Each line below must be set down exactly; omit any image you find.

[Collected data entries]
- - - -

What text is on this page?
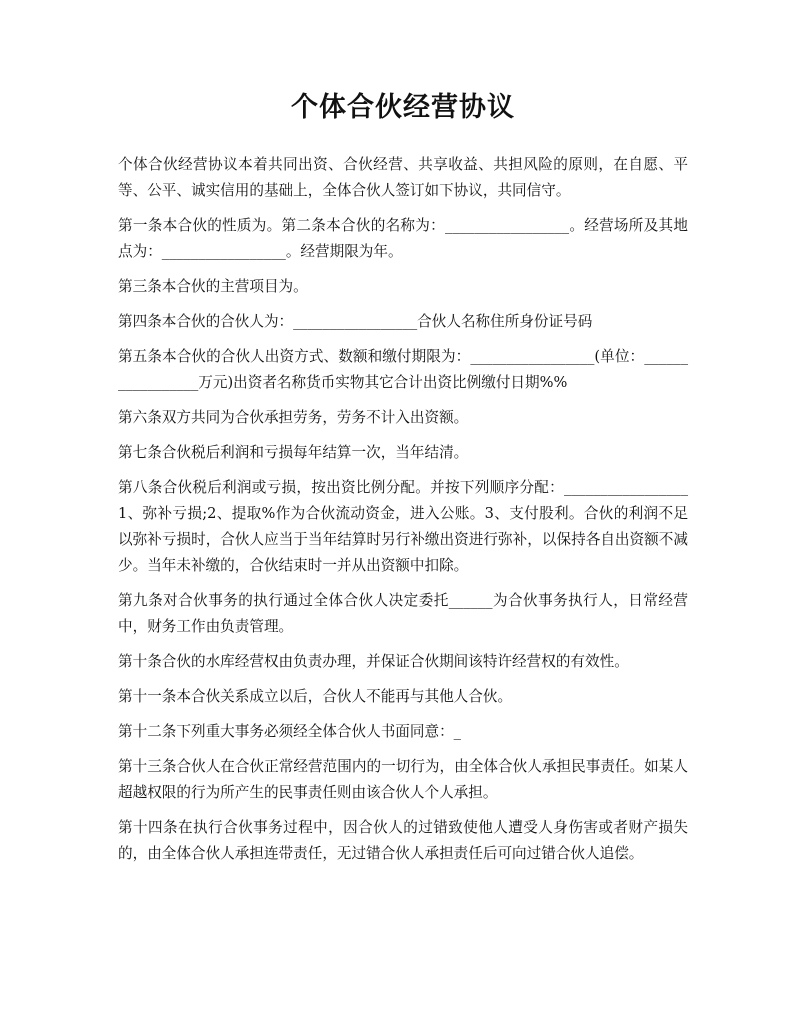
个体合伙经营协议

个体合伙经营协议本着共同出资、合伙经营、共享收益、共担风险的原则，在自愿、平等、公平、诚实信用的基础上，全体合伙人签订如下协议，共同信守。

第一条本合伙的性质为。第二条本合伙的名称为：_________________。经营场所及其地点为：_________________。经营期限为年。

第三条本合伙的主营项目为。

第四条本合伙的合伙人为：_________________合伙人名称住所身份证号码

第五条本合伙的合伙人出资方式、数额和缴付期限为：_________________(单位：_________________万元)出资者名称货币实物其它合计出资比例缴付日期%%

第六条双方共同为合伙承担劳务，劳务不计入出资额。

第七条合伙税后利润和亏损每年结算一次，当年结清。

第八条合伙税后利润或亏损，按出资比例分配。并按下列顺序分配：_________________1、弥补亏损;2、提取%作为合伙流动资金，进入公账。3、支付股利。合伙的利润不足以弥补亏损时，合伙人应当于当年结算时另行补缴出资进行弥补，以保持各自出资额不减少。当年未补缴的，合伙结束时一并从出资额中扣除。

第九条对合伙事务的执行通过全体合伙人决定委托______为合伙事务执行人，日常经营中，财务工作由负责管理。

第十条合伙的水库经营权由负责办理，并保证合伙期间该特许经营权的有效性。

第十一条本合伙关系成立以后，合伙人不能再与其他人合伙。

第十二条下列重大事务必须经全体合伙人书面同意：_

第十三条合伙人在合伙正常经营范围内的一切行为，由全体合伙人承担民事责任。如某人超越权限的行为所产生的民事责任则由该合伙人个人承担。

第十四条在执行合伙事务过程中，因合伙人的过错致使他人遭受人身伤害或者财产损失的，由全体合伙人承担连带责任，无过错合伙人承担责任后可向过错合伙人追偿。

- - - -

* **Right answer**
What text is on this page?
个体合伙经营协议

个体合伙经营协议本着共同出资、合伙经营、共享收益、共担风险的原则，在自愿、平等、公平、诚实信用的基础上，全体合伙人签订如下协议，共同信守。

第一条本合伙的性质为。第二条本合伙的名称为：_________________。经营场所及其地点为：_________________。经营期限为年。

第三条本合伙的主营项目为。

第四条本合伙的合伙人为：_________________合伙人名称住所身份证号码

第五条本合伙的合伙人出资方式、数额和缴付期限为：_________________(单位：_________________万元)出资者名称货币实物其它合计出资比例缴付日期%%

第六条双方共同为合伙承担劳务，劳务不计入出资额。

第七条合伙税后利润和亏损每年结算一次，当年结清。

第八条合伙税后利润或亏损，按出资比例分配。并按下列顺序分配：_________________1、弥补亏损;2、提取%作为合伙流动资金，进入公账。3、支付股利。合伙的利润不足以弥补亏损时，合伙人应当于当年结算时另行补缴出资进行弥补，以保持各自出资额不减少。当年未补缴的，合伙结束时一并从出资额中扣除。

第九条对合伙事务的执行通过全体合伙人决定委托______为合伙事务执行人，日常经营中，财务工作由负责管理。

第十条合伙的水库经营权由负责办理，并保证合伙期间该特许经营权的有效性。

第十一条本合伙关系成立以后，合伙人不能再与其他人合伙。

第十二条下列重大事务必须经全体合伙人书面同意：_

第十三条合伙人在合伙正常经营范围内的一切行为，由全体合伙人承担民事责任。如某人超越权限的行为所产生的民事责任则由该合伙人个人承担。

第十四条在执行合伙事务过程中，因合伙人的过错致使他人遭受人身伤害或者财产损失的，由全体合伙人承担连带责任，无过错合伙人承担责任后可向过错合伙人追偿。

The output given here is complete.